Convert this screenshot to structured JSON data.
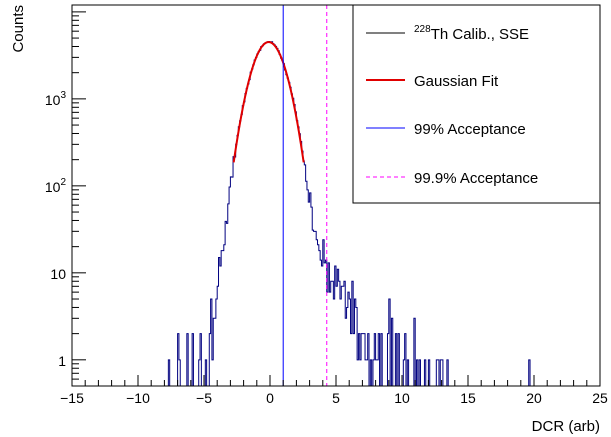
{
  "chart_data": {
    "type": "line",
    "xlabel": "DCR (arb)",
    "ylabel": "Counts",
    "xlim": [
      -15,
      25
    ],
    "ylim": [
      0.5,
      12000
    ],
    "y_scale": "log",
    "grid": false,
    "legend_position": "top-right",
    "x_ticks": [
      {
        "value": -15,
        "label": "−15"
      },
      {
        "value": -10,
        "label": "−10"
      },
      {
        "value": -5,
        "label": "−5"
      },
      {
        "value": 0,
        "label": "0"
      },
      {
        "value": 5,
        "label": "5"
      },
      {
        "value": 10,
        "label": "10"
      },
      {
        "value": 15,
        "label": "15"
      },
      {
        "value": 20,
        "label": "20"
      },
      {
        "value": 25,
        "label": "25"
      }
    ],
    "y_ticks": [
      {
        "value": 1,
        "base": "1",
        "exp": ""
      },
      {
        "value": 10,
        "base": "10",
        "exp": ""
      },
      {
        "value": 100,
        "base": "10",
        "exp": "2"
      },
      {
        "value": 1000,
        "base": "10",
        "exp": "3"
      }
    ],
    "series": [
      {
        "name": "Th Calib., SSE",
        "name_superscript": "228",
        "kind": "histogram",
        "color": "#000080",
        "legend_color": "#000000",
        "peak": {
          "x": -0.1,
          "height": 4500,
          "sigma": 1.05
        },
        "bin_width": 0.1
      },
      {
        "name": "Gaussian Fit",
        "kind": "curve",
        "color": "#e00000",
        "mean": -0.1,
        "amplitude": 4500,
        "sigma": 1.05,
        "range": [
          -2.75,
          2.55
        ]
      },
      {
        "name": "99% Acceptance",
        "kind": "vline",
        "color": "#0000ff",
        "x": 1.0
      },
      {
        "name": "99.9% Acceptance",
        "kind": "vline",
        "color": "#ff00ff",
        "dashed": true,
        "x": 4.3
      }
    ]
  }
}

________

• _Goal_:
Your task is to report how many lines of the material include the string "Acceptance". Give the number and no other words.

• _Task output_:
2